- DATA LISTING
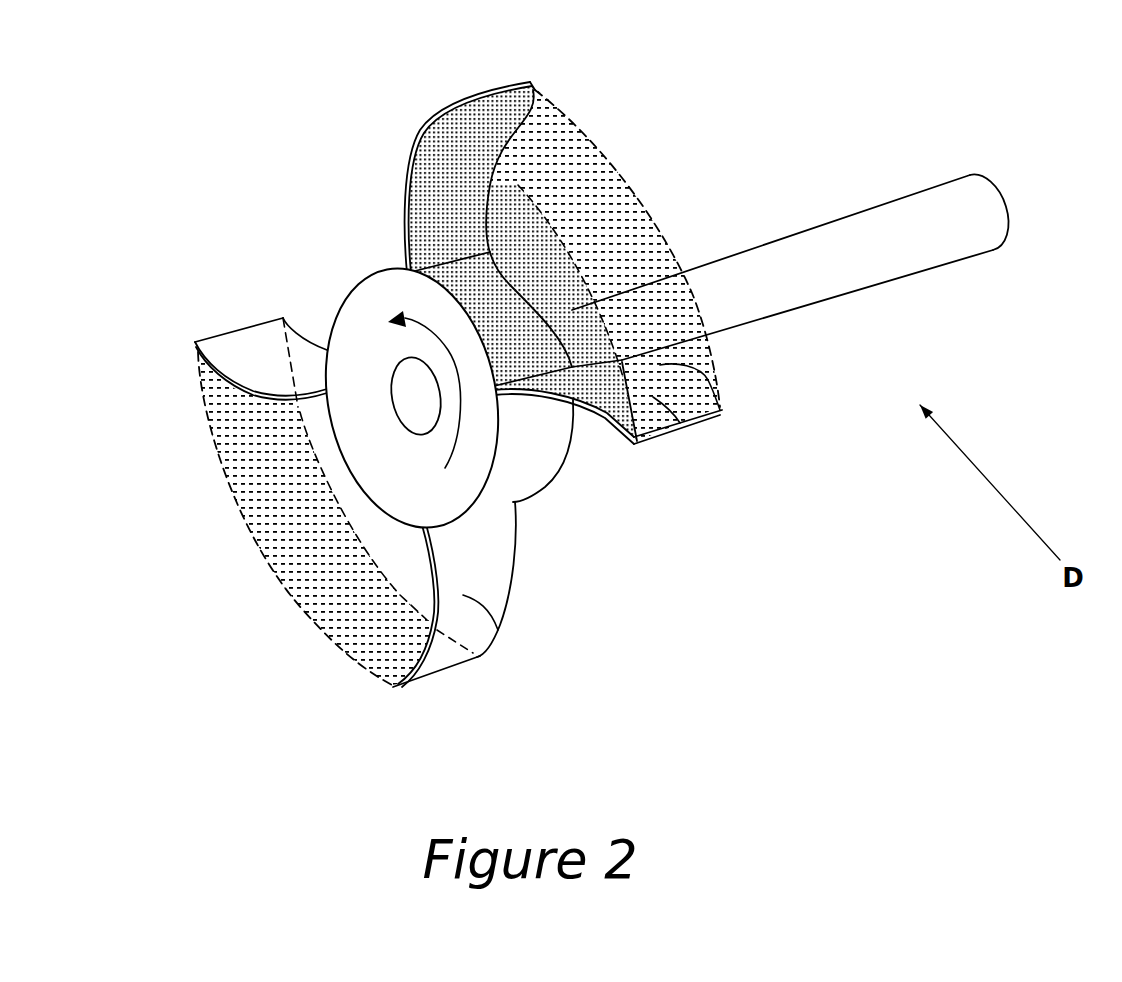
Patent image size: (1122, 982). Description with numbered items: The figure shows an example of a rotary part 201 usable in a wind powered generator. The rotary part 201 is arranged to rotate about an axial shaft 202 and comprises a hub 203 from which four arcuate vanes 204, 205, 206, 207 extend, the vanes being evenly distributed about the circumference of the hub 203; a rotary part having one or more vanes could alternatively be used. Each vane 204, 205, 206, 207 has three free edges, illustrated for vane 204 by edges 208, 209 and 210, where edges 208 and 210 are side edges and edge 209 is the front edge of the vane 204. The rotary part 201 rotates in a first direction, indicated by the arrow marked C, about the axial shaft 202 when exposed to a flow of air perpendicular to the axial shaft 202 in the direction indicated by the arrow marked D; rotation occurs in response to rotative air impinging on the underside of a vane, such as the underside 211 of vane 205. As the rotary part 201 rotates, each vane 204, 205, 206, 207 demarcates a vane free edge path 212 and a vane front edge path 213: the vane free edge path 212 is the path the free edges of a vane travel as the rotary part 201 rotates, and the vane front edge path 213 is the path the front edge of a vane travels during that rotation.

The rotary part 201 is at (549, 383).
The axial shaft 202 is at (910, 233).
The hub 203 is at (455, 493).
The vane 204 is at (696, 437).
The vane 205 is at (548, 233).
The vane 206 is at (261, 453).
The vane 207 is at (515, 503).
The side edge 208 is at (704, 365).
The front edge 209 is at (707, 410).
The side edge 210 is at (600, 400).
The underside 211 is at (443, 192).
The vane free edge path 212 is at (593, 188).
The vane front edge path 213 is at (280, 547).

- REQUIRED TASK
Please repeat the entries above word for word, leaving out the pictures.

- EXERCISE SOLUTION
Patent image size: (1122, 982). Description with numbered items: The figure shows an example of a rotary part 201 usable in a wind powered generator. The rotary part 201 is arranged to rotate about an axial shaft 202 and comprises a hub 203 from which four arcuate vanes 204, 205, 206, 207 extend, the vanes being evenly distributed about the circumference of the hub 203; a rotary part having one or more vanes could alternatively be used. Each vane 204, 205, 206, 207 has three free edges, illustrated for vane 204 by edges 208, 209 and 210, where edges 208 and 210 are side edges and edge 209 is the front edge of the vane 204. The rotary part 201 rotates in a first direction, indicated by the arrow marked C, about the axial shaft 202 when exposed to a flow of air perpendicular to the axial shaft 202 in the direction indicated by the arrow marked D; rotation occurs in response to rotative air impinging on the underside of a vane, such as the underside 211 of vane 205. As the rotary part 201 rotates, each vane 204, 205, 206, 207 demarcates a vane free edge path 212 and a vane front edge path 213: the vane free edge path 212 is the path the free edges of a vane travel as the rotary part 201 rotates, and the vane front edge path 213 is the path the front edge of a vane travels during that rotation.

The rotary part 201 is at (549, 383).
The axial shaft 202 is at (910, 233).
The hub 203 is at (455, 493).
The vane 204 is at (696, 437).
The vane 205 is at (548, 233).
The vane 206 is at (261, 453).
The vane 207 is at (515, 503).
The side edge 208 is at (704, 365).
The front edge 209 is at (707, 410).
The side edge 210 is at (600, 400).
The underside 211 is at (443, 192).
The vane free edge path 212 is at (593, 188).
The vane front edge path 213 is at (280, 547).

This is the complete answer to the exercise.